◆ **EXERCISE MATERIAL**:
◆ ◆ ◆ ◆

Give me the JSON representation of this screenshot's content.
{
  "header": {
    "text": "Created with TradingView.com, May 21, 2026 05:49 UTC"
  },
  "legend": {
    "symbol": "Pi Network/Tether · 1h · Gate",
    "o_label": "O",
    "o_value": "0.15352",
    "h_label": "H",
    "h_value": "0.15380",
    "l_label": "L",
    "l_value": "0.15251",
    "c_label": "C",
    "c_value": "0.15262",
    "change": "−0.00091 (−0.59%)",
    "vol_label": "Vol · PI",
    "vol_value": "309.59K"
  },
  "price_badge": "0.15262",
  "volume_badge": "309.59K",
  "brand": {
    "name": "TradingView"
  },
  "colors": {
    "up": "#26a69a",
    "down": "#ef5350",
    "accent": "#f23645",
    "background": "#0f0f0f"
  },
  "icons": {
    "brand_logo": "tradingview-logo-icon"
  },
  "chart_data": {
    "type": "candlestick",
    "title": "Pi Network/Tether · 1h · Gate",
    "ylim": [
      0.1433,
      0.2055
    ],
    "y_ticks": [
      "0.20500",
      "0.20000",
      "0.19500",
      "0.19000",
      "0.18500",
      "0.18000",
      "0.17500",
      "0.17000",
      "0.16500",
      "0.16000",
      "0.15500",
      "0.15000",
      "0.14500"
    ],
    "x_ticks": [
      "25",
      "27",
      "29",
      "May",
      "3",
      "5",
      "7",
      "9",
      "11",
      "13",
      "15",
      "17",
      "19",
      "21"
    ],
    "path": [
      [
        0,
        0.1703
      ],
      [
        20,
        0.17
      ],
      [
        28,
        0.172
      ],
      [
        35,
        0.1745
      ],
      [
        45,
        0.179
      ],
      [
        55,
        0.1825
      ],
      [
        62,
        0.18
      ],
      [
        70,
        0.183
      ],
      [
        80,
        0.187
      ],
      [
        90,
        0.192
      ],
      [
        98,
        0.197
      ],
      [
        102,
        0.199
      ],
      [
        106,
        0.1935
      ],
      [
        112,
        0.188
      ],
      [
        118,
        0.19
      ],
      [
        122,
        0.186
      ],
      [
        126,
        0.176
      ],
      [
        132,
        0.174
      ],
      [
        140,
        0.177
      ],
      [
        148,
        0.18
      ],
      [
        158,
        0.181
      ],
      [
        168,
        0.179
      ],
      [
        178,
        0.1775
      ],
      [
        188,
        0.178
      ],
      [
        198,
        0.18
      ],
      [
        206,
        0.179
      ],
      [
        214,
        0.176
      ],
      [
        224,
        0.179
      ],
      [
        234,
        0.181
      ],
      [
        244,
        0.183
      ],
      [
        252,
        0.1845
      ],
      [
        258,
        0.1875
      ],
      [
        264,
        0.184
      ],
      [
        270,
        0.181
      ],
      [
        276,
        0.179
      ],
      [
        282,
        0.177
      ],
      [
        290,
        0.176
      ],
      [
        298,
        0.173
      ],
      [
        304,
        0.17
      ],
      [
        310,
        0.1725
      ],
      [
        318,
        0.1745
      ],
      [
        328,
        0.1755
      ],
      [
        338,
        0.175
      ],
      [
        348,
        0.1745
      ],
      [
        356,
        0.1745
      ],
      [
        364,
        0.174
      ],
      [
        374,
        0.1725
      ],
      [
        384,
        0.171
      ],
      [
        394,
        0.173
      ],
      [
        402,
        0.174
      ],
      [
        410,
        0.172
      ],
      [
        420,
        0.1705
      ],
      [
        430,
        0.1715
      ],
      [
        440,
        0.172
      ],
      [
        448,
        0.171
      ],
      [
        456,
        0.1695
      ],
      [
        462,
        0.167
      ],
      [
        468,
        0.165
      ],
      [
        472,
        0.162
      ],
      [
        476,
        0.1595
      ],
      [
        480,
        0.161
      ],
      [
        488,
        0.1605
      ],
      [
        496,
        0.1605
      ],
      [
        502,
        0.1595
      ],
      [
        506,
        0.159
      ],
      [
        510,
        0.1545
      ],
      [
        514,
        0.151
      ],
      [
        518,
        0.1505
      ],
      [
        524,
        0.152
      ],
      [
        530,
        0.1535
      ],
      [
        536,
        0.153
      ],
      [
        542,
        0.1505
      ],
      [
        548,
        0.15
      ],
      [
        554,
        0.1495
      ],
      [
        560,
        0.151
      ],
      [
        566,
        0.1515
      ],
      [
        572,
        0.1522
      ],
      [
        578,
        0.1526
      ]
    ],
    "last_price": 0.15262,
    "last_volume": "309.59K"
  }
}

◆ ◆ ◆ ◆

Of the lines in the data, how many hold the string "Gate"? State the number, nothing else.

2